Task to complete – Return each entry exactly, with none missing.

Input rows –
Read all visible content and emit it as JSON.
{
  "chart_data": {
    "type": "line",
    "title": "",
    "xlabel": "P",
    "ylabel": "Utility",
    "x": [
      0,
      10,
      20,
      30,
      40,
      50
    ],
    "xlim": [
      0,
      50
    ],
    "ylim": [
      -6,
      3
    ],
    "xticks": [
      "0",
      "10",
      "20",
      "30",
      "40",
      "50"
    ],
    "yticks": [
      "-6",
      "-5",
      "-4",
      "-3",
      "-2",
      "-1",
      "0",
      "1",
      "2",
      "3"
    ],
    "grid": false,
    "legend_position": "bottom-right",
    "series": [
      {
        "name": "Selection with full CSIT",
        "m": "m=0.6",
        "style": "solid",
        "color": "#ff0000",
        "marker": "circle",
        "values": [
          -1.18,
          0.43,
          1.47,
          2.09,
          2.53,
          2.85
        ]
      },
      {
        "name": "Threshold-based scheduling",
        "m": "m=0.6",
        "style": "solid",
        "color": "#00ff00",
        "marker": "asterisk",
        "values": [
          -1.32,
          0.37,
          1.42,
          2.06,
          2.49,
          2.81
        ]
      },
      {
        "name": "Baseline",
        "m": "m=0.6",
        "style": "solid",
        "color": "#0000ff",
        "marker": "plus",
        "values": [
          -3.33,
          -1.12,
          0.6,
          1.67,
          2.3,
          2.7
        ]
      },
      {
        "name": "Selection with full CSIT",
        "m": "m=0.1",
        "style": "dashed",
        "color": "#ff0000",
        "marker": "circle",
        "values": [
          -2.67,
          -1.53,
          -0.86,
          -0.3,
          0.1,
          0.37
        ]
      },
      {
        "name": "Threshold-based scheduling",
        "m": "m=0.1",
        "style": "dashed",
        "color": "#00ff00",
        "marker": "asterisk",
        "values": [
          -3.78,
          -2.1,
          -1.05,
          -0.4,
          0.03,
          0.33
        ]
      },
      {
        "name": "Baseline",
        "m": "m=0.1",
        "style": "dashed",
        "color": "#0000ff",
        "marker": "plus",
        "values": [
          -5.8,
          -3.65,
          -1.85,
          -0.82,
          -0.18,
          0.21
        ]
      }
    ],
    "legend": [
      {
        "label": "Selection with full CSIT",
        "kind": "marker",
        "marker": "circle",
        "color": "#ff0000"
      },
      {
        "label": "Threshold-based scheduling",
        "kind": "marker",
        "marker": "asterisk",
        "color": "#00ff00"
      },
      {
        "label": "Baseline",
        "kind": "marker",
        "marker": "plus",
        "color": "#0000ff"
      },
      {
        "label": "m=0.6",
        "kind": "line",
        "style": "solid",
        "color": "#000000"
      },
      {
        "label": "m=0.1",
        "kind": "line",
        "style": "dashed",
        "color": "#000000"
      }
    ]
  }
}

Answer to this task –
Read all visible content and emit it as JSON.
{
  "chart_data": {
    "type": "line",
    "title": "",
    "xlabel": "P",
    "ylabel": "Utility",
    "x": [
      0,
      10,
      20,
      30,
      40,
      50
    ],
    "xlim": [
      0,
      50
    ],
    "ylim": [
      -6,
      3
    ],
    "xticks": [
      "0",
      "10",
      "20",
      "30",
      "40",
      "50"
    ],
    "yticks": [
      "-6",
      "-5",
      "-4",
      "-3",
      "-2",
      "-1",
      "0",
      "1",
      "2",
      "3"
    ],
    "grid": false,
    "legend_position": "bottom-right",
    "series": [
      {
        "name": "Selection with full CSIT",
        "m": "m=0.6",
        "style": "solid",
        "color": "#ff0000",
        "marker": "circle",
        "values": [
          -1.18,
          0.43,
          1.47,
          2.09,
          2.53,
          2.85
        ]
      },
      {
        "name": "Threshold-based scheduling",
        "m": "m=0.6",
        "style": "solid",
        "color": "#00ff00",
        "marker": "asterisk",
        "values": [
          -1.32,
          0.37,
          1.42,
          2.06,
          2.49,
          2.81
        ]
      },
      {
        "name": "Baseline",
        "m": "m=0.6",
        "style": "solid",
        "color": "#0000ff",
        "marker": "plus",
        "values": [
          -3.33,
          -1.12,
          0.6,
          1.67,
          2.3,
          2.7
        ]
      },
      {
        "name": "Selection with full CSIT",
        "m": "m=0.1",
        "style": "dashed",
        "color": "#ff0000",
        "marker": "circle",
        "values": [
          -2.67,
          -1.53,
          -0.86,
          -0.3,
          0.1,
          0.37
        ]
      },
      {
        "name": "Threshold-based scheduling",
        "m": "m=0.1",
        "style": "dashed",
        "color": "#00ff00",
        "marker": "asterisk",
        "values": [
          -3.78,
          -2.1,
          -1.05,
          -0.4,
          0.03,
          0.33
        ]
      },
      {
        "name": "Baseline",
        "m": "m=0.1",
        "style": "dashed",
        "color": "#0000ff",
        "marker": "plus",
        "values": [
          -5.8,
          -3.65,
          -1.85,
          -0.82,
          -0.18,
          0.21
        ]
      }
    ],
    "legend": [
      {
        "label": "Selection with full CSIT",
        "kind": "marker",
        "marker": "circle",
        "color": "#ff0000"
      },
      {
        "label": "Threshold-based scheduling",
        "kind": "marker",
        "marker": "asterisk",
        "color": "#00ff00"
      },
      {
        "label": "Baseline",
        "kind": "marker",
        "marker": "plus",
        "color": "#0000ff"
      },
      {
        "label": "m=0.6",
        "kind": "line",
        "style": "solid",
        "color": "#000000"
      },
      {
        "label": "m=0.1",
        "kind": "line",
        "style": "dashed",
        "color": "#000000"
      }
    ]
  }
}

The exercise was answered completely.